(WRITTEN PROBLEM): Using the data below, repeat all of it precisely.

(ROWS):
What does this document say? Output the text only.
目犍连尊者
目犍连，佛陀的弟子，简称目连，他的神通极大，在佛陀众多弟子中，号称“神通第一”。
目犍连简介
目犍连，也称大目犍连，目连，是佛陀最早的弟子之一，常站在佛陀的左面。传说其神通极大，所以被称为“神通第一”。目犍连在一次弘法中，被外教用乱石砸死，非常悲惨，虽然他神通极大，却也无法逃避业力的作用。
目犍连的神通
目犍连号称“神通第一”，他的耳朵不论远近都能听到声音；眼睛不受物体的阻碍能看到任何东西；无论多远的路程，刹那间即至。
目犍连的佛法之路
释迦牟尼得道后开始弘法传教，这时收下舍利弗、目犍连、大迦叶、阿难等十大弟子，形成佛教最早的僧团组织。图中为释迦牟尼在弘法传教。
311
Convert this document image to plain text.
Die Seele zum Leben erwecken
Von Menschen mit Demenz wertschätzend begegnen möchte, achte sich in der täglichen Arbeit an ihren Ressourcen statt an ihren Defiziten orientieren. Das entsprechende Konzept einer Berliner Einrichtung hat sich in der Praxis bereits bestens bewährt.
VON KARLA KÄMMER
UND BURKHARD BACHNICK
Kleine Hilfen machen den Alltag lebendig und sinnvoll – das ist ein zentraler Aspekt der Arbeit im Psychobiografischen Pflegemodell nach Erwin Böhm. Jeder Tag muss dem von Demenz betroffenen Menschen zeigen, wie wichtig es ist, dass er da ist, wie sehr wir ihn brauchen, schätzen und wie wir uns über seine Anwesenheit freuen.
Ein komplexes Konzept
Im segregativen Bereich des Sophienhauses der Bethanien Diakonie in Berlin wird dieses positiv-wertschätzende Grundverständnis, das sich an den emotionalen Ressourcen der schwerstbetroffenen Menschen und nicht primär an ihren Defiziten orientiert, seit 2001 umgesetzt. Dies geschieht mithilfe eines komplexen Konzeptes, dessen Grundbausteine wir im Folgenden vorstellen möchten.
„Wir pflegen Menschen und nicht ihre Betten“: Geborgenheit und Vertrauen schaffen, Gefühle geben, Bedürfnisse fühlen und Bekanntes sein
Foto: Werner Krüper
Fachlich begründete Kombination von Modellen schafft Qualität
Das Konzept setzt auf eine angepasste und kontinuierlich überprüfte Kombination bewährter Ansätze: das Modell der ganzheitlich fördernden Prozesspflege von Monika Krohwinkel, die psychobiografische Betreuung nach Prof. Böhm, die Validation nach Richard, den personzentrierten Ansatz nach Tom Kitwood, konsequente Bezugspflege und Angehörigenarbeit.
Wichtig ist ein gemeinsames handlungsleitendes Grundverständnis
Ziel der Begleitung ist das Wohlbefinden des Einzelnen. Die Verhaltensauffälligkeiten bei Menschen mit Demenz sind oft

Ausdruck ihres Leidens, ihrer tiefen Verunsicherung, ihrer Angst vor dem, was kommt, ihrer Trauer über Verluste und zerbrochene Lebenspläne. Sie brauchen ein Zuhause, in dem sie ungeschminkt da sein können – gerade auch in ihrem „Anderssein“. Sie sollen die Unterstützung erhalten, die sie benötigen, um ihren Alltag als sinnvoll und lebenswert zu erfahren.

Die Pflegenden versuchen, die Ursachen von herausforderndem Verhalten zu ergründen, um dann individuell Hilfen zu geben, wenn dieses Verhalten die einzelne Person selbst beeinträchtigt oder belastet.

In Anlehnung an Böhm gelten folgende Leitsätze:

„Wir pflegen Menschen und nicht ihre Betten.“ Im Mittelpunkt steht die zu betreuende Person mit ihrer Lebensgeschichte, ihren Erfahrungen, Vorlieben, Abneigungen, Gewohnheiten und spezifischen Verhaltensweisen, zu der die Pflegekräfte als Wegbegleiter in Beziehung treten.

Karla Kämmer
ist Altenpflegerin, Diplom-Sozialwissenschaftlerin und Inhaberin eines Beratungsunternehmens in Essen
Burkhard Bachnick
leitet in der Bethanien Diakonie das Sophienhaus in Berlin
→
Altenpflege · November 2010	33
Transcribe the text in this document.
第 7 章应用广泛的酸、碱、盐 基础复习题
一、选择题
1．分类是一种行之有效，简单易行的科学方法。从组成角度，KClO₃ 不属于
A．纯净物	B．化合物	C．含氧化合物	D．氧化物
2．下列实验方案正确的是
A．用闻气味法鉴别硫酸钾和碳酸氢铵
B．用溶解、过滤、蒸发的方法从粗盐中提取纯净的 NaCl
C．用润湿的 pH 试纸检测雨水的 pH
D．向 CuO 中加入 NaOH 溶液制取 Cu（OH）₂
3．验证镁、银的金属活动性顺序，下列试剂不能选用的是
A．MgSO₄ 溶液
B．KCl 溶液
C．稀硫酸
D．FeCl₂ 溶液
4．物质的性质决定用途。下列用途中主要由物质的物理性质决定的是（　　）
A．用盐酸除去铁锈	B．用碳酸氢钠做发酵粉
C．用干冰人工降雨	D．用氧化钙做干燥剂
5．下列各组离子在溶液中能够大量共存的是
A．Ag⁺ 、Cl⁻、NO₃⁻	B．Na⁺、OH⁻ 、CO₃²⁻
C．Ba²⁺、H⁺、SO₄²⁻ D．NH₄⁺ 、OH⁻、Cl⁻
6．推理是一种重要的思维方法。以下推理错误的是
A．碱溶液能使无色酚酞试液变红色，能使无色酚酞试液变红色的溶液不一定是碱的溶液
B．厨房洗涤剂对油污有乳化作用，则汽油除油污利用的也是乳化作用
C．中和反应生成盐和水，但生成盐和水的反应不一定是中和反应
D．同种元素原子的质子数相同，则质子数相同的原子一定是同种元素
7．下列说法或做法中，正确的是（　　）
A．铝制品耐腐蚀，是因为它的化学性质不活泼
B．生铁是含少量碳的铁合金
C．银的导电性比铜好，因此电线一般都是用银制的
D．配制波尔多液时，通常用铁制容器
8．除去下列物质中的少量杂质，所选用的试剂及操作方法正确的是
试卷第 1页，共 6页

(OUTPUT OF THE TASK):
What does this document say? Output the text only.
目犍连尊者
目犍连，佛陀的弟子，简称目连，他的神通极大，在佛陀众多弟子中，号称“神通第一”。
目犍连简介
目犍连，也称大目犍连，目连，是佛陀最早的弟子之一，常站在佛陀的左面。传说其神通极大，所以被称为“神通第一”。目犍连在一次弘法中，被外教用乱石砸死，非常悲惨，虽然他神通极大，却也无法逃避业力的作用。
目犍连的神通
目犍连号称“神通第一”，他的耳朵不论远近都能听到声音；眼睛不受物体的阻碍能看到任何东西；无论多远的路程，刹那间即至。
目犍连的佛法之路
释迦牟尼得道后开始弘法传教，这时收下舍利弗、目犍连、大迦叶、阿难等十大弟子，形成佛教最早的僧团组织。图中为释迦牟尼在弘法传教。
311
Convert this document image to plain text.
Die Seele zum Leben erwecken
Von Menschen mit Demenz wertschätzend begegnen möchte, achte sich in der täglichen Arbeit an ihren Ressourcen statt an ihren Defiziten orientieren. Das entsprechende Konzept einer Berliner Einrichtung hat sich in der Praxis bereits bestens bewährt.
VON KARLA KÄMMER
UND BURKHARD BACHNICK
Kleine Hilfen machen den Alltag lebendig und sinnvoll – das ist ein zentraler Aspekt der Arbeit im Psychobiografischen Pflegemodell nach Erwin Böhm. Jeder Tag muss dem von Demenz betroffenen Menschen zeigen, wie wichtig es ist, dass er da ist, wie sehr wir ihn brauchen, schätzen und wie wir uns über seine Anwesenheit freuen.
Ein komplexes Konzept
Im segregativen Bereich des Sophienhauses der Bethanien Diakonie in Berlin wird dieses positiv-wertschätzende Grundverständnis, das sich an den emotionalen Ressourcen der schwerstbetroffenen Menschen und nicht primär an ihren Defiziten orientiert, seit 2001 umgesetzt. Dies geschieht mithilfe eines komplexen Konzeptes, dessen Grundbausteine wir im Folgenden vorstellen möchten.
„Wir pflegen Menschen und nicht ihre Betten“: Geborgenheit und Vertrauen schaffen, Gefühle geben, Bedürfnisse fühlen und Bekanntes sein
Foto: Werner Krüper
Fachlich begründete Kombination von Modellen schafft Qualität
Das Konzept setzt auf eine angepasste und kontinuierlich überprüfte Kombination bewährter Ansätze: das Modell der ganzheitlich fördernden Prozesspflege von Monika Krohwinkel, die psychobiografische Betreuung nach Prof. Böhm, die Validation nach Richard, den personzentrierten Ansatz nach Tom Kitwood, konsequente Bezugspflege und Angehörigenarbeit.
Wichtig ist ein gemeinsames handlungsleitendes Grundverständnis
Ziel der Begleitung ist das Wohlbefinden des Einzelnen. Die Verhaltensauffälligkeiten bei Menschen mit Demenz sind oft

Ausdruck ihres Leidens, ihrer tiefen Verunsicherung, ihrer Angst vor dem, was kommt, ihrer Trauer über Verluste und zerbrochene Lebenspläne. Sie brauchen ein Zuhause, in dem sie ungeschminkt da sein können – gerade auch in ihrem „Anderssein“. Sie sollen die Unterstützung erhalten, die sie benötigen, um ihren Alltag als sinnvoll und lebenswert zu erfahren.

Die Pflegenden versuchen, die Ursachen von herausforderndem Verhalten zu ergründen, um dann individuell Hilfen zu geben, wenn dieses Verhalten die einzelne Person selbst beeinträchtigt oder belastet.

In Anlehnung an Böhm gelten folgende Leitsätze:

„Wir pflegen Menschen und nicht ihre Betten.“ Im Mittelpunkt steht die zu betreuende Person mit ihrer Lebensgeschichte, ihren Erfahrungen, Vorlieben, Abneigungen, Gewohnheiten und spezifischen Verhaltensweisen, zu der die Pflegekräfte als Wegbegleiter in Beziehung treten.

Karla Kämmer
ist Altenpflegerin, Diplom-Sozialwissenschaftlerin und Inhaberin eines Beratungsunternehmens in Essen
Burkhard Bachnick
leitet in der Bethanien Diakonie das Sophienhaus in Berlin
→
Altenpflege · November 2010	33
Transcribe the text in this document.
第 7 章应用广泛的酸、碱、盐 基础复习题
一、选择题
1．分类是一种行之有效，简单易行的科学方法。从组成角度，KClO₃ 不属于
A．纯净物	B．化合物	C．含氧化合物	D．氧化物
2．下列实验方案正确的是
A．用闻气味法鉴别硫酸钾和碳酸氢铵
B．用溶解、过滤、蒸发的方法从粗盐中提取纯净的 NaCl
C．用润湿的 pH 试纸检测雨水的 pH
D．向 CuO 中加入 NaOH 溶液制取 Cu（OH）₂
3．验证镁、银的金属活动性顺序，下列试剂不能选用的是
A．MgSO₄ 溶液
B．KCl 溶液
C．稀硫酸
D．FeCl₂ 溶液
4．物质的性质决定用途。下列用途中主要由物质的物理性质决定的是（　　）
A．用盐酸除去铁锈	B．用碳酸氢钠做发酵粉
C．用干冰人工降雨	D．用氧化钙做干燥剂
5．下列各组离子在溶液中能够大量共存的是
A．Ag⁺ 、Cl⁻、NO₃⁻	B．Na⁺、OH⁻ 、CO₃²⁻
C．Ba²⁺、H⁺、SO₄²⁻ D．NH₄⁺ 、OH⁻、Cl⁻
6．推理是一种重要的思维方法。以下推理错误的是
A．碱溶液能使无色酚酞试液变红色，能使无色酚酞试液变红色的溶液不一定是碱的溶液
B．厨房洗涤剂对油污有乳化作用，则汽油除油污利用的也是乳化作用
C．中和反应生成盐和水，但生成盐和水的反应不一定是中和反应
D．同种元素原子的质子数相同，则质子数相同的原子一定是同种元素
7．下列说法或做法中，正确的是（　　）
A．铝制品耐腐蚀，是因为它的化学性质不活泼
B．生铁是含少量碳的铁合金
C．银的导电性比铜好，因此电线一般都是用银制的
D．配制波尔多液时，通常用铁制容器
8．除去下列物质中的少量杂质，所选用的试剂及操作方法正确的是
试卷第 1页，共 6页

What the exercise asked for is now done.